**INSTRUCTIONS FOR THE TASK**
Spot each line that carries the word "text"; copy those lines.
**** EXTRACTED RECORDS
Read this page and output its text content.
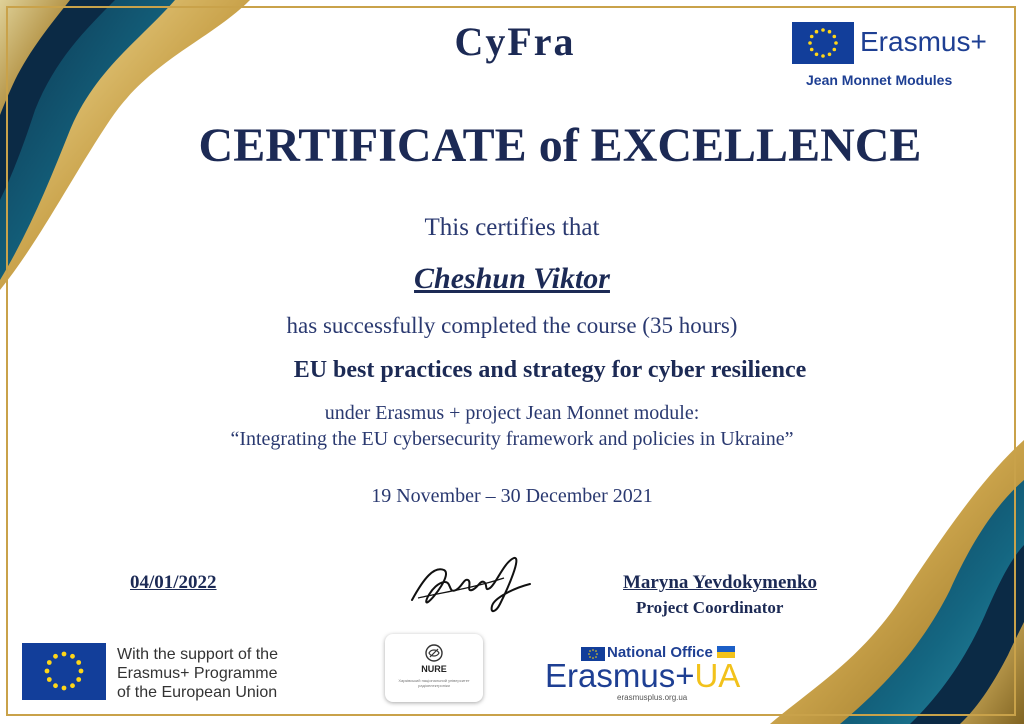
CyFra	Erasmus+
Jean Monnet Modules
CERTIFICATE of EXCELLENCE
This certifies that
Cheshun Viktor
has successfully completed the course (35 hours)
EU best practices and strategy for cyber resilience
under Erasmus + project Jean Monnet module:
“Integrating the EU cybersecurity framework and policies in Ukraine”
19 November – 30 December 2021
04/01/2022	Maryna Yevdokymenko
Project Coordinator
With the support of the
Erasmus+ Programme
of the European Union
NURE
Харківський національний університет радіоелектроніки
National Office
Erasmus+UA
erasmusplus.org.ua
********
**** EXTRACTED RECORDS
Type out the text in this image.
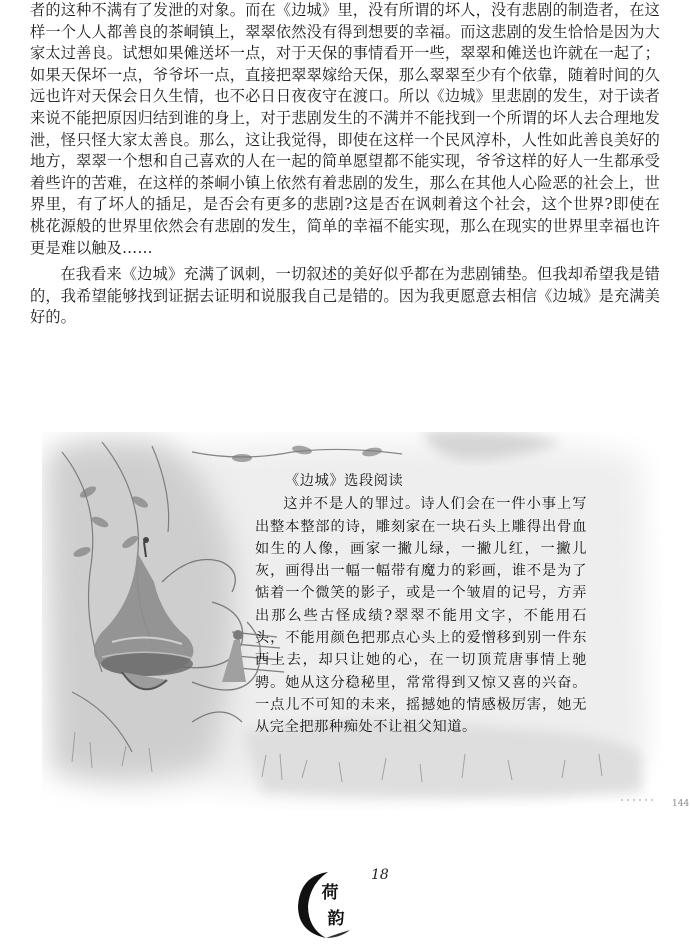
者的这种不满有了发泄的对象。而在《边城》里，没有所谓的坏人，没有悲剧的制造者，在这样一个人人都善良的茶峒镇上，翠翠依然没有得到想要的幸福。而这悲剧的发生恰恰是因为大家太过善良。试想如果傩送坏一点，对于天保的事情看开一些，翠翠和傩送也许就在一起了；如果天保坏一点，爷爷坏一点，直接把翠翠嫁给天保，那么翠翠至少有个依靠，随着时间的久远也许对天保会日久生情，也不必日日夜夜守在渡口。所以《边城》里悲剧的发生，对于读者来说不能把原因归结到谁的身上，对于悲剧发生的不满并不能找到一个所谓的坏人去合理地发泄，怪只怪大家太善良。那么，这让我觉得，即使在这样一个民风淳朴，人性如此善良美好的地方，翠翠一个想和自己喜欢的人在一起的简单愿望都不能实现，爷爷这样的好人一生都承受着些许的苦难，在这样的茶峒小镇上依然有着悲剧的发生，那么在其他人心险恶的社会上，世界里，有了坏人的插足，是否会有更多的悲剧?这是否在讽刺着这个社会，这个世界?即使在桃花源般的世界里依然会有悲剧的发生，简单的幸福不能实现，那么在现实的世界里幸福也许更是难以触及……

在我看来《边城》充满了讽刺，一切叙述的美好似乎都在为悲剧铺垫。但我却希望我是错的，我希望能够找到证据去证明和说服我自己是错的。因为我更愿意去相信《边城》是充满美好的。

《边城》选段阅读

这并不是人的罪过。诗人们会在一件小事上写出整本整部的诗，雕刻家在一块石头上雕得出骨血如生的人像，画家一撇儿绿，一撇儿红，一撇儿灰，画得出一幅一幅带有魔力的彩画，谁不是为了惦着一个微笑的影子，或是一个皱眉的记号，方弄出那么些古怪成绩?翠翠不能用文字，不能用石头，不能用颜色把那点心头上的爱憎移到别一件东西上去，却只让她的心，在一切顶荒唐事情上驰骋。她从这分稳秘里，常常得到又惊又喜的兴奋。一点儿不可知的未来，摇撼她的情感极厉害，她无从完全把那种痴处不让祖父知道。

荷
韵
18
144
********
**CORRECT ANSWER**
Read this page and output its text content.
Type out the text in this image.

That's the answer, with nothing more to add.